● **Given exercise**
Find the lines that contain the word "TICKET" and copy each one.

● **Records for the task**
________

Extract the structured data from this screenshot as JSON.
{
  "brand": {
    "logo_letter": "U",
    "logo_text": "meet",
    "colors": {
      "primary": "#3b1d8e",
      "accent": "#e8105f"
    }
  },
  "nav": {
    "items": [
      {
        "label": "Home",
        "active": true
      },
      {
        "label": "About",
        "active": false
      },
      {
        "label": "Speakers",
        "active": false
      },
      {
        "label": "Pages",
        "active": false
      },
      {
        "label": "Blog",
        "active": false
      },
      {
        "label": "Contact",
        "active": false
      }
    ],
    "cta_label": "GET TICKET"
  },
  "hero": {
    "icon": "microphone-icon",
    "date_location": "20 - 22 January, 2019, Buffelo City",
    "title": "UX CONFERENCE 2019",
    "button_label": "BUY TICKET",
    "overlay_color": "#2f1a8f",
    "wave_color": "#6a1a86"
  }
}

________

● **Finished task**
    "cta_label": "GET TICKET"
    "button_label": "BUY TICKET",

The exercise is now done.